Task to carry out.
Of all the lines in this material, how many have the word "density"? Give only the number.

++++ Extracted entries ++++

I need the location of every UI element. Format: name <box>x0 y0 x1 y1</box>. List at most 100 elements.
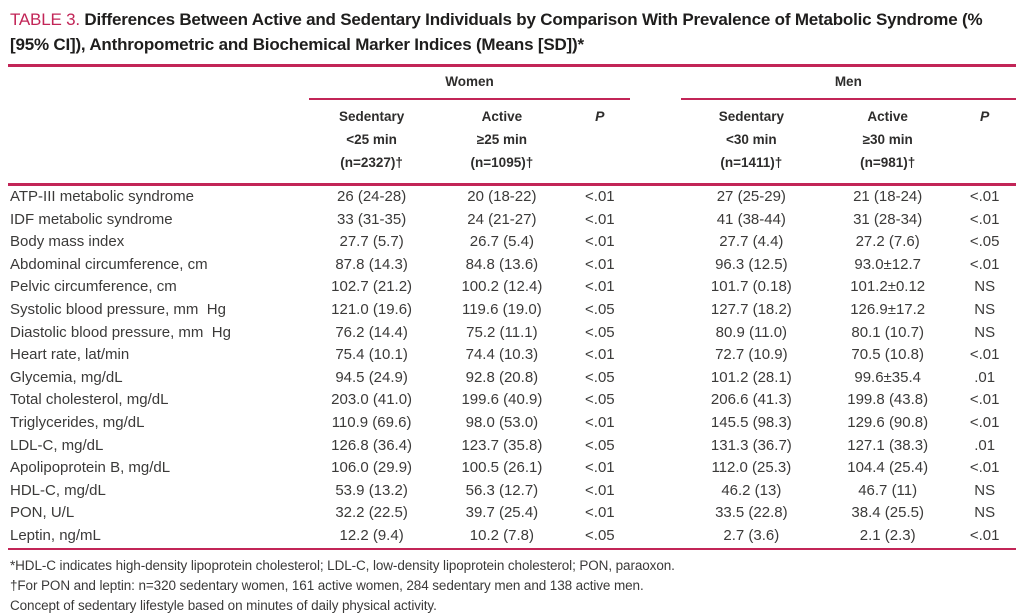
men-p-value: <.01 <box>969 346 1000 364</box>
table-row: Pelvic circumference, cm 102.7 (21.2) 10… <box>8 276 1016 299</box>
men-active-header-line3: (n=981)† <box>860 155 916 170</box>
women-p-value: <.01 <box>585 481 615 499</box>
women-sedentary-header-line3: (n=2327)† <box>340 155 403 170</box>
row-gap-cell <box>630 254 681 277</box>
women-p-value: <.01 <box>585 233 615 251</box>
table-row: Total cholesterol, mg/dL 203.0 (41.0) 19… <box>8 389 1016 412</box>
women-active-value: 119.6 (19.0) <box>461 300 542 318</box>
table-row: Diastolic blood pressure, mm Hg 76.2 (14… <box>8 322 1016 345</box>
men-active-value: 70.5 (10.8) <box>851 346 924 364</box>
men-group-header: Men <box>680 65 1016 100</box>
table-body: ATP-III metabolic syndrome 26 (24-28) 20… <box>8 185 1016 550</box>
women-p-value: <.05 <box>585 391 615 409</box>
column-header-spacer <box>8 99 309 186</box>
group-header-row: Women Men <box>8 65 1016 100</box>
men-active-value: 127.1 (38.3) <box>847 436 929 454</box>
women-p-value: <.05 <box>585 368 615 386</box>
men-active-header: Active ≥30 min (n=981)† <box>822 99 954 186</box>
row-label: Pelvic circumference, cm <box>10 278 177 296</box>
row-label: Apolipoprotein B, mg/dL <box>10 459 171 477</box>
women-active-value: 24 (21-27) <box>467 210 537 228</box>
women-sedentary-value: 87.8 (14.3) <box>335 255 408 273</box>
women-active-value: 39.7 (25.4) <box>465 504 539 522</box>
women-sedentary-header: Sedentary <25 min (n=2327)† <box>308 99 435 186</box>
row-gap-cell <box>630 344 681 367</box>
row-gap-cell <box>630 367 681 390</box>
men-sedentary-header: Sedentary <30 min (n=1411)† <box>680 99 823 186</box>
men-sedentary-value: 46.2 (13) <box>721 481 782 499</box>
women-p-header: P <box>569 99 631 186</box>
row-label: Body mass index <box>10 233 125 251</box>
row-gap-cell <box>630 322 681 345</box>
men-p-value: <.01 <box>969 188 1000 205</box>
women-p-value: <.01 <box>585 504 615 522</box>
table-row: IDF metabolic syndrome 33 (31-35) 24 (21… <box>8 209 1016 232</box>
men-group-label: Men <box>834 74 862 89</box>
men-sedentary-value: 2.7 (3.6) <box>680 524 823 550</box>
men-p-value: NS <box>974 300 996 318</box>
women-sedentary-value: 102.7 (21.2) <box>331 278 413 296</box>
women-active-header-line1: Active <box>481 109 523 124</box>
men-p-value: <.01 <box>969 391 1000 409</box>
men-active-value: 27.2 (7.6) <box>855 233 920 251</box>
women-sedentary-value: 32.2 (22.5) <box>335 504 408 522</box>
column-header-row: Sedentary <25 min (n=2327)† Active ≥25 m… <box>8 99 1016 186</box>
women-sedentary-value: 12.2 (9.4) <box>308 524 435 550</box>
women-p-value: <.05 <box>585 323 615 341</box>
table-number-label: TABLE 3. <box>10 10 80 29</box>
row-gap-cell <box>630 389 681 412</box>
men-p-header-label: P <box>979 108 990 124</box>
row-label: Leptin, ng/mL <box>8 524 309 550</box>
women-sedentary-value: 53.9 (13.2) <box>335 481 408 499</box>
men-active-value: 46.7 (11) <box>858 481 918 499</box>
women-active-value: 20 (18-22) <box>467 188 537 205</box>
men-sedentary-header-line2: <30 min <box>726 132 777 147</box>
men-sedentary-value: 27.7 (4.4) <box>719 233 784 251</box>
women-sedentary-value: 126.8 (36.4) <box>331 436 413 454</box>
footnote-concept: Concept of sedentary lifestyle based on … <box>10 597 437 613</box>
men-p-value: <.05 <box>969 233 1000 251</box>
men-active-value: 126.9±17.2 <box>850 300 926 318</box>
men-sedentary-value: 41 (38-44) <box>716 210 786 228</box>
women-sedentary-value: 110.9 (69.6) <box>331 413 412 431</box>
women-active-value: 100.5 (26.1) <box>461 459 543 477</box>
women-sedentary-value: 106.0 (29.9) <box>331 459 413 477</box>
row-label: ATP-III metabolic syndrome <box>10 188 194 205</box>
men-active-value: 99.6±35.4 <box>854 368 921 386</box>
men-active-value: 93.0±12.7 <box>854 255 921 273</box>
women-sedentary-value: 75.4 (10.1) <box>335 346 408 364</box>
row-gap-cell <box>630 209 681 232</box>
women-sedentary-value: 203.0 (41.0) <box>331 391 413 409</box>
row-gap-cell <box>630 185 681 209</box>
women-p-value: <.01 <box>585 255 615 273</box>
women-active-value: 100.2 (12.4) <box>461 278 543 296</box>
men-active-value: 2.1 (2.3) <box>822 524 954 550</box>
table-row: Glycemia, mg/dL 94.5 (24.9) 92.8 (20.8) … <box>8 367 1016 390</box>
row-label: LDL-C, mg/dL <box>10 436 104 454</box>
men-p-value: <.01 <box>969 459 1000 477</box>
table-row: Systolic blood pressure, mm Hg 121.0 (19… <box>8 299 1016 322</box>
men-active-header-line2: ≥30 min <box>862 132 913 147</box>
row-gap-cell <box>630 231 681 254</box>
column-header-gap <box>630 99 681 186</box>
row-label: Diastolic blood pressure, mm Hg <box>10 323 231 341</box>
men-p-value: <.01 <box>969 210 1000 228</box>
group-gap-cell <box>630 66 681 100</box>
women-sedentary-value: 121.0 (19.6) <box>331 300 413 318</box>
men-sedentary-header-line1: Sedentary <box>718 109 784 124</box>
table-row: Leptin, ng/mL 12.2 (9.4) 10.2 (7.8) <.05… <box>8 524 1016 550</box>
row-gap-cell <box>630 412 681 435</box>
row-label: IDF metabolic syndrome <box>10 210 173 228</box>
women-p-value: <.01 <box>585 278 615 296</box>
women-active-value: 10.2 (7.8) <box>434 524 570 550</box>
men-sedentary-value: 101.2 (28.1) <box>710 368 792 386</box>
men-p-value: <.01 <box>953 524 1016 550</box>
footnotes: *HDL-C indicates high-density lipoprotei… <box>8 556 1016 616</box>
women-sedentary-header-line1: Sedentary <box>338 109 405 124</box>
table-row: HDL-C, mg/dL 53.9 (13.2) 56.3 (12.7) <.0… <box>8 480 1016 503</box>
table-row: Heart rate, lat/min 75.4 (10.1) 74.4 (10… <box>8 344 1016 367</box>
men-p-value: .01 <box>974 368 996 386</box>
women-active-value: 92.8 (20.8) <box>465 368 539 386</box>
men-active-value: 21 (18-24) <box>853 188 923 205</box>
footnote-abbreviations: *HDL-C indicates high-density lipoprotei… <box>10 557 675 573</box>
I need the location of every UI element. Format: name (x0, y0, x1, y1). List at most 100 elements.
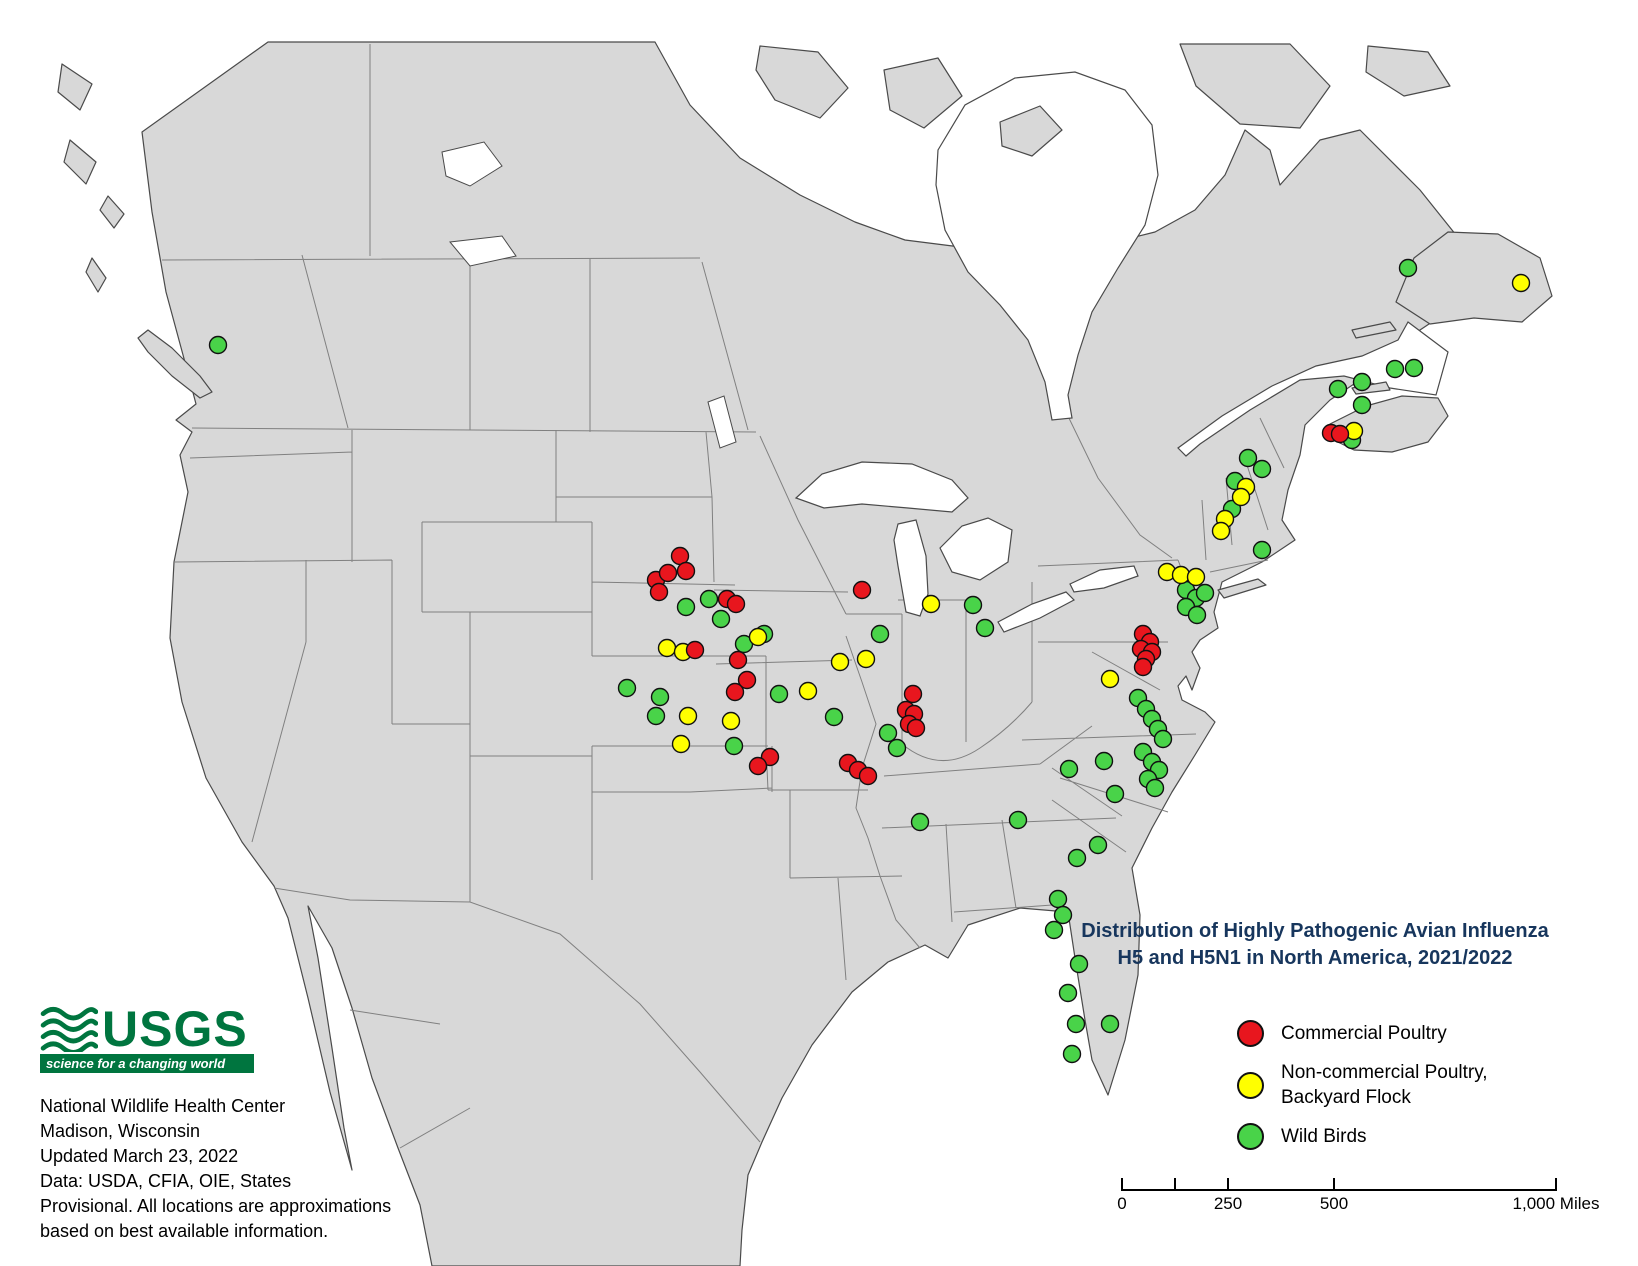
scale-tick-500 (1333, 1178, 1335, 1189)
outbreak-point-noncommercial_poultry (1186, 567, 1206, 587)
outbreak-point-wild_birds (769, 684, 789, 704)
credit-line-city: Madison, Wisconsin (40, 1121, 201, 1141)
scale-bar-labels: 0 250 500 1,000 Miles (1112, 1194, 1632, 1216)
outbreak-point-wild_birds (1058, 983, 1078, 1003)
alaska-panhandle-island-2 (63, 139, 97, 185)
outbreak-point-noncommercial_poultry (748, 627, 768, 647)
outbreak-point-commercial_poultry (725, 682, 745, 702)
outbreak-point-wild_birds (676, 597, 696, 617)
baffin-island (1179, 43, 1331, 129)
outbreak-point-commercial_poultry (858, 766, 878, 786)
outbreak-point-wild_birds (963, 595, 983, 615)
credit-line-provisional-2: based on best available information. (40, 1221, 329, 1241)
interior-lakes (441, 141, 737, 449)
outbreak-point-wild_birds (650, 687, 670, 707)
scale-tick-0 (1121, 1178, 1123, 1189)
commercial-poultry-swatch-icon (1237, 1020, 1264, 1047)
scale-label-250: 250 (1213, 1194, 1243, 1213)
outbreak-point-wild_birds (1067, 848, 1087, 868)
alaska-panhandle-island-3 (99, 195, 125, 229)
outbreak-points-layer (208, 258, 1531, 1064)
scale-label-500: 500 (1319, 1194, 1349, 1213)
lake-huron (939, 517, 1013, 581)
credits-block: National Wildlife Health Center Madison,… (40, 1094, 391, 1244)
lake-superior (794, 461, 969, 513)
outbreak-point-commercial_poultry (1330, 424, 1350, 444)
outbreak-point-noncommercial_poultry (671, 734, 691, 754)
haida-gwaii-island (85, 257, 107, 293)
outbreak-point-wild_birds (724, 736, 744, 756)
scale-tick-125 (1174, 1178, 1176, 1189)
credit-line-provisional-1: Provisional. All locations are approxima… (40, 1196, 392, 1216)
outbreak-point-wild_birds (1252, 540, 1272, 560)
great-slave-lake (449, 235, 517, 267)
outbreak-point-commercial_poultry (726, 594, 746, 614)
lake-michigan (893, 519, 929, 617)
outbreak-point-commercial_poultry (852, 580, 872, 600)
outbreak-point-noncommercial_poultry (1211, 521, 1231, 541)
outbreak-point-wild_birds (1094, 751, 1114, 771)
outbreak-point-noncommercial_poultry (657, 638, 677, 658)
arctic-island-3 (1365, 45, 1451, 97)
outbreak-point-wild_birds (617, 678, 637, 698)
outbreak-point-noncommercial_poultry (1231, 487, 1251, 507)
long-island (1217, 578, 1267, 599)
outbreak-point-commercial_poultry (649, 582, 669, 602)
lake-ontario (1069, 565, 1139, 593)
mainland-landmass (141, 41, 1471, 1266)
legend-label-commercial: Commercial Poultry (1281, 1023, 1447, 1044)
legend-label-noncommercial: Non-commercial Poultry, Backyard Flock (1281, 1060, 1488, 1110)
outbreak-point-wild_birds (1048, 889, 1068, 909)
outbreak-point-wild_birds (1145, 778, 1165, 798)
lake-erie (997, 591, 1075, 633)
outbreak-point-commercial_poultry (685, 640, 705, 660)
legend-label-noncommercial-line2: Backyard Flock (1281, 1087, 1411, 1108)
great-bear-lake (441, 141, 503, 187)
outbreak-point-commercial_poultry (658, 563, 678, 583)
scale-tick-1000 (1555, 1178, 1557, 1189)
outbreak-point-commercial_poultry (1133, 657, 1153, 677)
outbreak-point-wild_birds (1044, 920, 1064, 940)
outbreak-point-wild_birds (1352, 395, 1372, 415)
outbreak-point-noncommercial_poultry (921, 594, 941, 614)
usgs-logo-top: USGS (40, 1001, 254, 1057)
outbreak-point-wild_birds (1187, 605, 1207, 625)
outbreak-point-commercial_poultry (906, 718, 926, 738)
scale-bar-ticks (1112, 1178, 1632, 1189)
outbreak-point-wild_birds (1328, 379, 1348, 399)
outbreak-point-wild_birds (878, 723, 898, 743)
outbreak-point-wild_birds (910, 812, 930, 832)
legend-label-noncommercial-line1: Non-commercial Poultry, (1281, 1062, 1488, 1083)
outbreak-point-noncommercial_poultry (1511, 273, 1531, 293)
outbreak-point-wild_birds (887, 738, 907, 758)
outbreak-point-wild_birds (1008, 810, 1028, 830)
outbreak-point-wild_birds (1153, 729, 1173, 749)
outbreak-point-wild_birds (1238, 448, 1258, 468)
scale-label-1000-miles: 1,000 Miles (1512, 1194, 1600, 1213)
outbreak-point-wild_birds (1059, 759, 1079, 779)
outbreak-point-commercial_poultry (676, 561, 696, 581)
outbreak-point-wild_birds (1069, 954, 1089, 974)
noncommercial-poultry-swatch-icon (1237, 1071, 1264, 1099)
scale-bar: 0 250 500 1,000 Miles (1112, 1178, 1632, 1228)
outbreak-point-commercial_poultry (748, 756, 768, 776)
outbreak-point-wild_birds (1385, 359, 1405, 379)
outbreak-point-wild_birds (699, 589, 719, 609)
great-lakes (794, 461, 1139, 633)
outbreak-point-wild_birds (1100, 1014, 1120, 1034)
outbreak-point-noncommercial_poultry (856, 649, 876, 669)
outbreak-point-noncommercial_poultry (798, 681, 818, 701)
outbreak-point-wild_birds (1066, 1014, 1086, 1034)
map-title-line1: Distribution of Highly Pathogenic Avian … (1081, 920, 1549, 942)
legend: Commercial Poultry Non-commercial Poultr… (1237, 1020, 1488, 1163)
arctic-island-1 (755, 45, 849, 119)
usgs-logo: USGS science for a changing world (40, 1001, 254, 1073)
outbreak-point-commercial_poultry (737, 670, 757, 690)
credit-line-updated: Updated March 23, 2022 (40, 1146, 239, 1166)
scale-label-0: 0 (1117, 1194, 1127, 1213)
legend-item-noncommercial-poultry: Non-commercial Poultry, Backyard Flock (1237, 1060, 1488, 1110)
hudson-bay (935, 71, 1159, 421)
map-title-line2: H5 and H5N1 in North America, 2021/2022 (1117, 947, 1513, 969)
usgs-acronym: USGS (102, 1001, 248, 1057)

++++

Reply to the exercise.
2